» TO BE DONE:
Print the entire listing. Each line must match the original exactly.

» MATERIAL SHOWN:
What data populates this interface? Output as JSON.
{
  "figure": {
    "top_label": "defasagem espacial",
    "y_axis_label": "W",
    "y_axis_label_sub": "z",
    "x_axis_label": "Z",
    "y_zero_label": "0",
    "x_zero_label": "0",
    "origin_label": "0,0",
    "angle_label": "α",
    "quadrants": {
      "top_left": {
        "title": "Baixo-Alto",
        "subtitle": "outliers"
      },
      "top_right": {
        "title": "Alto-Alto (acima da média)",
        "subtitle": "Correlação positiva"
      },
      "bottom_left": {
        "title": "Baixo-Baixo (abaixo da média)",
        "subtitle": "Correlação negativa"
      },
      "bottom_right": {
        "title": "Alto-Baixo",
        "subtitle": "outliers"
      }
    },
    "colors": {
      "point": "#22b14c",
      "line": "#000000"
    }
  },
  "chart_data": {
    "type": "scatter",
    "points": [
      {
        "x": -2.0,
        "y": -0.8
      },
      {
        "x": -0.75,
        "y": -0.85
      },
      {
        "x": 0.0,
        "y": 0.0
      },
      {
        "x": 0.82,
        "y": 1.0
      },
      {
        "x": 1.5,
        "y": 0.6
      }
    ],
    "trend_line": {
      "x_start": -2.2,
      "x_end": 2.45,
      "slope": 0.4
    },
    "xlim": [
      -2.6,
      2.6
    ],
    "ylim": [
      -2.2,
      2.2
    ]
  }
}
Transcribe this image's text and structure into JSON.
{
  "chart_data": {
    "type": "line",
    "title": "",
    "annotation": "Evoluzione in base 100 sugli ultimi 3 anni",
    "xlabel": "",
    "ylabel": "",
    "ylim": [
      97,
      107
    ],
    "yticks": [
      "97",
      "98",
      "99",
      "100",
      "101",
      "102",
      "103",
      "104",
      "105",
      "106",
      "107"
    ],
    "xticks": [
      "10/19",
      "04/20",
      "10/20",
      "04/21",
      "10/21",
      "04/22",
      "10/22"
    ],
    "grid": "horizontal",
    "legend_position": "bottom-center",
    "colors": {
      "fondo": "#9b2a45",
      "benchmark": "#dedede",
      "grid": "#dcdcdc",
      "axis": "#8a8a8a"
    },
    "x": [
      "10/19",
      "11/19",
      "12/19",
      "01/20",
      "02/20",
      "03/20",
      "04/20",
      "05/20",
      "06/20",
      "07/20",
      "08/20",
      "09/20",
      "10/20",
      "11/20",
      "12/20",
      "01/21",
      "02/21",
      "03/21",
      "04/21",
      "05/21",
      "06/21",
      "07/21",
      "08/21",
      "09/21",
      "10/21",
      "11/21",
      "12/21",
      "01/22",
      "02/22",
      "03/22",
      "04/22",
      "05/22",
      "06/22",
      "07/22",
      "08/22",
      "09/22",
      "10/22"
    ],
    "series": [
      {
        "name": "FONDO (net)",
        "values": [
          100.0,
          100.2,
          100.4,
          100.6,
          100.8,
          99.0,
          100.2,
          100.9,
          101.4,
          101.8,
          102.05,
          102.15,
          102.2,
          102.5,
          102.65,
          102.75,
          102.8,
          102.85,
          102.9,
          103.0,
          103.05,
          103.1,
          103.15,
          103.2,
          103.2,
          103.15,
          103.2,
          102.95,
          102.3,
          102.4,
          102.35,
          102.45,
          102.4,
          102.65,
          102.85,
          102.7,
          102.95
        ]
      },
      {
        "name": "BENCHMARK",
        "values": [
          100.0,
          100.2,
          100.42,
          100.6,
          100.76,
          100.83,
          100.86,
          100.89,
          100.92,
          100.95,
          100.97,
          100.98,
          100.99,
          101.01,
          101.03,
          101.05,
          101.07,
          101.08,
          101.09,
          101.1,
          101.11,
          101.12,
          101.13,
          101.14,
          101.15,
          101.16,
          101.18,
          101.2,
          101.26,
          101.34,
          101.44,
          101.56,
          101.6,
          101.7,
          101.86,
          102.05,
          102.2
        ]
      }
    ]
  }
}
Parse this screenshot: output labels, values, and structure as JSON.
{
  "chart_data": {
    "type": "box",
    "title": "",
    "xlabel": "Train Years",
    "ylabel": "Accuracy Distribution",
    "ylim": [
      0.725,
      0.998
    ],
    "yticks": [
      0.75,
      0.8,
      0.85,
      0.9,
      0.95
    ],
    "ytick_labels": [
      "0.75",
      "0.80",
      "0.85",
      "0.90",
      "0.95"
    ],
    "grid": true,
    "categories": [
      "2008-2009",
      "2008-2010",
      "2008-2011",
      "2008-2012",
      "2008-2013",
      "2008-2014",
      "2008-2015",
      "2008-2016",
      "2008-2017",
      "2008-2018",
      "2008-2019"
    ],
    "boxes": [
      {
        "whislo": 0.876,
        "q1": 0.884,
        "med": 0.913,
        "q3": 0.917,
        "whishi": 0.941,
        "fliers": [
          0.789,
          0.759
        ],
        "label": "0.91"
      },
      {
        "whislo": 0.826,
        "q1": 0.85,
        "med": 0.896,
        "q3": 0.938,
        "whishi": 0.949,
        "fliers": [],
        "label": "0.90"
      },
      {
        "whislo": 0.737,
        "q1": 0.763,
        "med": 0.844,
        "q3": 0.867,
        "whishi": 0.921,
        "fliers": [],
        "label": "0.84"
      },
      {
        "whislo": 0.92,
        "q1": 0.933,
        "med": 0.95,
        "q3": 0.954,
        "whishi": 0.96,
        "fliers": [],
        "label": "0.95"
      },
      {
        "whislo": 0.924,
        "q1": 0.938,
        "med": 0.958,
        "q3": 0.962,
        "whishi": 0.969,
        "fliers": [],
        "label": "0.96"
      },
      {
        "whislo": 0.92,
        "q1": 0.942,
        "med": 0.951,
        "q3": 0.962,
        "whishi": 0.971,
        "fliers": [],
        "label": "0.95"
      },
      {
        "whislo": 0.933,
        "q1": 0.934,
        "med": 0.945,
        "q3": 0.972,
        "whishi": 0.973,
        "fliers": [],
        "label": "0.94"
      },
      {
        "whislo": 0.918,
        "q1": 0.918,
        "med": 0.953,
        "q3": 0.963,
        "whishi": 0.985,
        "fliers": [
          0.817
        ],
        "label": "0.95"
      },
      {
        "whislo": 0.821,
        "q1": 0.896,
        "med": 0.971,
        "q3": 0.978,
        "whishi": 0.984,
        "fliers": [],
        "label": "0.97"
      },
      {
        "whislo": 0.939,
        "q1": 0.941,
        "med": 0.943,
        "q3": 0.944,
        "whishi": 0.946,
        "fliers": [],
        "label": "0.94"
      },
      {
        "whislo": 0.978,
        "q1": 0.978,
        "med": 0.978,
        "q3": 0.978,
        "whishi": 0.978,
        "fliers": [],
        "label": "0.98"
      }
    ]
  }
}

» RESULT FOR THIS TASK:
What data populates this interface? Output as JSON.
{
  "figure": {
    "top_label": "defasagem espacial",
    "y_axis_label": "W",
    "y_axis_label_sub": "z",
    "x_axis_label": "Z",
    "y_zero_label": "0",
    "x_zero_label": "0",
    "origin_label": "0,0",
    "angle_label": "α",
    "quadrants": {
      "top_left": {
        "title": "Baixo-Alto",
        "subtitle": "outliers"
      },
      "top_right": {
        "title": "Alto-Alto (acima da média)",
        "subtitle": "Correlação positiva"
      },
      "bottom_left": {
        "title": "Baixo-Baixo (abaixo da média)",
        "subtitle": "Correlação negativa"
      },
      "bottom_right": {
        "title": "Alto-Baixo",
        "subtitle": "outliers"
      }
    },
    "colors": {
      "point": "#22b14c",
      "line": "#000000"
    }
  },
  "chart_data": {
    "type": "scatter",
    "points": [
      {
        "x": -2.0,
        "y": -0.8
      },
      {
        "x": -0.75,
        "y": -0.85
      },
      {
        "x": 0.0,
        "y": 0.0
      },
      {
        "x": 0.82,
        "y": 1.0
      },
      {
        "x": 1.5,
        "y": 0.6
      }
    ],
    "trend_line": {
      "x_start": -2.2,
      "x_end": 2.45,
      "slope": 0.4
    },
    "xlim": [
      -2.6,
      2.6
    ],
    "ylim": [
      -2.2,
      2.2
    ]
  }
}
Transcribe this image's text and structure into JSON.
{
  "chart_data": {
    "type": "line",
    "title": "",
    "annotation": "Evoluzione in base 100 sugli ultimi 3 anni",
    "xlabel": "",
    "ylabel": "",
    "ylim": [
      97,
      107
    ],
    "yticks": [
      "97",
      "98",
      "99",
      "100",
      "101",
      "102",
      "103",
      "104",
      "105",
      "106",
      "107"
    ],
    "xticks": [
      "10/19",
      "04/20",
      "10/20",
      "04/21",
      "10/21",
      "04/22",
      "10/22"
    ],
    "grid": "horizontal",
    "legend_position": "bottom-center",
    "colors": {
      "fondo": "#9b2a45",
      "benchmark": "#dedede",
      "grid": "#dcdcdc",
      "axis": "#8a8a8a"
    },
    "x": [
      "10/19",
      "11/19",
      "12/19",
      "01/20",
      "02/20",
      "03/20",
      "04/20",
      "05/20",
      "06/20",
      "07/20",
      "08/20",
      "09/20",
      "10/20",
      "11/20",
      "12/20",
      "01/21",
      "02/21",
      "03/21",
      "04/21",
      "05/21",
      "06/21",
      "07/21",
      "08/21",
      "09/21",
      "10/21",
      "11/21",
      "12/21",
      "01/22",
      "02/22",
      "03/22",
      "04/22",
      "05/22",
      "06/22",
      "07/22",
      "08/22",
      "09/22",
      "10/22"
    ],
    "series": [
      {
        "name": "FONDO (net)",
        "values": [
          100.0,
          100.2,
          100.4,
          100.6,
          100.8,
          99.0,
          100.2,
          100.9,
          101.4,
          101.8,
          102.05,
          102.15,
          102.2,
          102.5,
          102.65,
          102.75,
          102.8,
          102.85,
          102.9,
          103.0,
          103.05,
          103.1,
          103.15,
          103.2,
          103.2,
          103.15,
          103.2,
          102.95,
          102.3,
          102.4,
          102.35,
          102.45,
          102.4,
          102.65,
          102.85,
          102.7,
          102.95
        ]
      },
      {
        "name": "BENCHMARK",
        "values": [
          100.0,
          100.2,
          100.42,
          100.6,
          100.76,
          100.83,
          100.86,
          100.89,
          100.92,
          100.95,
          100.97,
          100.98,
          100.99,
          101.01,
          101.03,
          101.05,
          101.07,
          101.08,
          101.09,
          101.1,
          101.11,
          101.12,
          101.13,
          101.14,
          101.15,
          101.16,
          101.18,
          101.2,
          101.26,
          101.34,
          101.44,
          101.56,
          101.6,
          101.7,
          101.86,
          102.05,
          102.2
        ]
      }
    ]
  }
}
Parse this screenshot: output labels, values, and structure as JSON.
{
  "chart_data": {
    "type": "box",
    "title": "",
    "xlabel": "Train Years",
    "ylabel": "Accuracy Distribution",
    "ylim": [
      0.725,
      0.998
    ],
    "yticks": [
      0.75,
      0.8,
      0.85,
      0.9,
      0.95
    ],
    "ytick_labels": [
      "0.75",
      "0.80",
      "0.85",
      "0.90",
      "0.95"
    ],
    "grid": true,
    "categories": [
      "2008-2009",
      "2008-2010",
      "2008-2011",
      "2008-2012",
      "2008-2013",
      "2008-2014",
      "2008-2015",
      "2008-2016",
      "2008-2017",
      "2008-2018",
      "2008-2019"
    ],
    "boxes": [
      {
        "whislo": 0.876,
        "q1": 0.884,
        "med": 0.913,
        "q3": 0.917,
        "whishi": 0.941,
        "fliers": [
          0.789,
          0.759
        ],
        "label": "0.91"
      },
      {
        "whislo": 0.826,
        "q1": 0.85,
        "med": 0.896,
        "q3": 0.938,
        "whishi": 0.949,
        "fliers": [],
        "label": "0.90"
      },
      {
        "whislo": 0.737,
        "q1": 0.763,
        "med": 0.844,
        "q3": 0.867,
        "whishi": 0.921,
        "fliers": [],
        "label": "0.84"
      },
      {
        "whislo": 0.92,
        "q1": 0.933,
        "med": 0.95,
        "q3": 0.954,
        "whishi": 0.96,
        "fliers": [],
        "label": "0.95"
      },
      {
        "whislo": 0.924,
        "q1": 0.938,
        "med": 0.958,
        "q3": 0.962,
        "whishi": 0.969,
        "fliers": [],
        "label": "0.96"
      },
      {
        "whislo": 0.92,
        "q1": 0.942,
        "med": 0.951,
        "q3": 0.962,
        "whishi": 0.971,
        "fliers": [],
        "label": "0.95"
      },
      {
        "whislo": 0.933,
        "q1": 0.934,
        "med": 0.945,
        "q3": 0.972,
        "whishi": 0.973,
        "fliers": [],
        "label": "0.94"
      },
      {
        "whislo": 0.918,
        "q1": 0.918,
        "med": 0.953,
        "q3": 0.963,
        "whishi": 0.985,
        "fliers": [
          0.817
        ],
        "label": "0.95"
      },
      {
        "whislo": 0.821,
        "q1": 0.896,
        "med": 0.971,
        "q3": 0.978,
        "whishi": 0.984,
        "fliers": [],
        "label": "0.97"
      },
      {
        "whislo": 0.939,
        "q1": 0.941,
        "med": 0.943,
        "q3": 0.944,
        "whishi": 0.946,
        "fliers": [],
        "label": "0.94"
      },
      {
        "whislo": 0.978,
        "q1": 0.978,
        "med": 0.978,
        "q3": 0.978,
        "whishi": 0.978,
        "fliers": [],
        "label": "0.98"
      }
    ]
  }
}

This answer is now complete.